Dataset entries:
▬▬▬

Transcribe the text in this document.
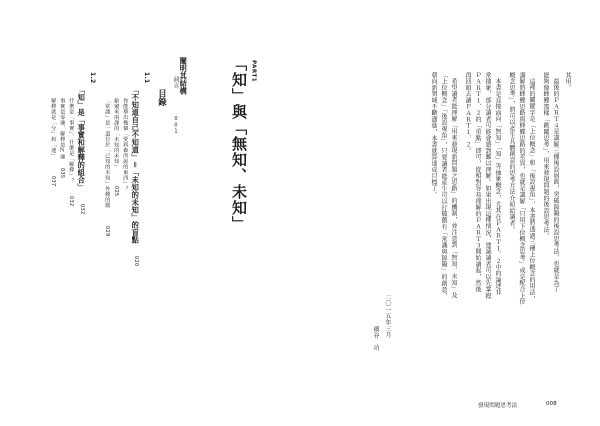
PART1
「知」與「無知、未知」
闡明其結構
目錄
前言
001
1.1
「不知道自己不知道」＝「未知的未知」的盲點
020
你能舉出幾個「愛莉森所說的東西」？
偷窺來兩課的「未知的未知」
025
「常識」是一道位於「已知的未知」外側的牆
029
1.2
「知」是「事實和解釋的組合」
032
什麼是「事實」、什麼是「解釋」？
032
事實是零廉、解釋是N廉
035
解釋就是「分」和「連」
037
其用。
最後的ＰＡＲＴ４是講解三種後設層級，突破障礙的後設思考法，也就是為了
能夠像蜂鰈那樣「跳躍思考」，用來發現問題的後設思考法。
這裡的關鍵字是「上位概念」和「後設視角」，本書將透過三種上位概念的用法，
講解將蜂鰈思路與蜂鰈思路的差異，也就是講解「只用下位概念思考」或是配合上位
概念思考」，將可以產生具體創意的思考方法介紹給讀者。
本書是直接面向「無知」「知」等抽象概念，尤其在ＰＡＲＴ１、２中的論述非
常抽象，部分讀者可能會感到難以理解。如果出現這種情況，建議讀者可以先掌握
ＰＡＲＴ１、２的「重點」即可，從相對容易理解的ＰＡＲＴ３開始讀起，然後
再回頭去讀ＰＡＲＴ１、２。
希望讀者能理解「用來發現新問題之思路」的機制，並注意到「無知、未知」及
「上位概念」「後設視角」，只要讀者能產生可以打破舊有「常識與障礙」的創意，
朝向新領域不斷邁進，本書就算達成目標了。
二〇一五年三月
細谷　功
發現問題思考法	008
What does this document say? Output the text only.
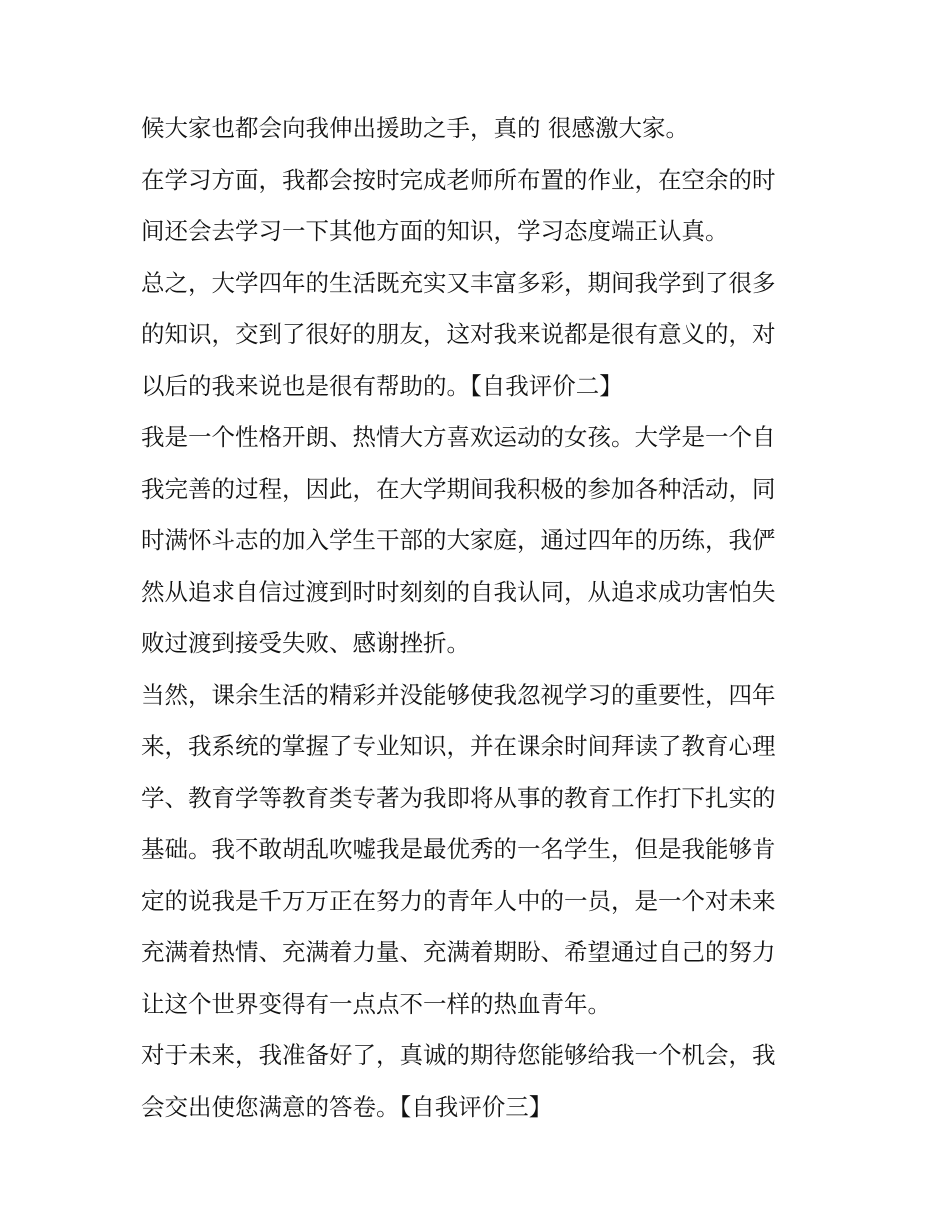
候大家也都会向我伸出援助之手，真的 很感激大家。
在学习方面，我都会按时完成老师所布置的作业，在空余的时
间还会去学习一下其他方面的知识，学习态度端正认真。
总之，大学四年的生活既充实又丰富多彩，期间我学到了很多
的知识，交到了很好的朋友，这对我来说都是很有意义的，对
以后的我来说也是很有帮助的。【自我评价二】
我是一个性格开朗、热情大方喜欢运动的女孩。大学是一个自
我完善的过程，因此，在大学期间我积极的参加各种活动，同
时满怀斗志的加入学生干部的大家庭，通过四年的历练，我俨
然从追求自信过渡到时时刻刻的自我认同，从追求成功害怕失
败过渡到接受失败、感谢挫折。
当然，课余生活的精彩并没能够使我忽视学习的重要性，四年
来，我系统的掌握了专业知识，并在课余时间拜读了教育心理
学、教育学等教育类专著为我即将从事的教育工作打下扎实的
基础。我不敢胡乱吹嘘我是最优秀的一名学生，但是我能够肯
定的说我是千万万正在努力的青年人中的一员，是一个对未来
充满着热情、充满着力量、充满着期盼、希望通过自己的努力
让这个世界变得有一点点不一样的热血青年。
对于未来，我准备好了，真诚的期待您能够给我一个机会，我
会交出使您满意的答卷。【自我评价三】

▬▬▬

◆ **The task**:
From the listing above, collect every line that mentions the word "text".

◆ **Answer below**:
Transcribe the text in this document.
What does this document say? Output the text only.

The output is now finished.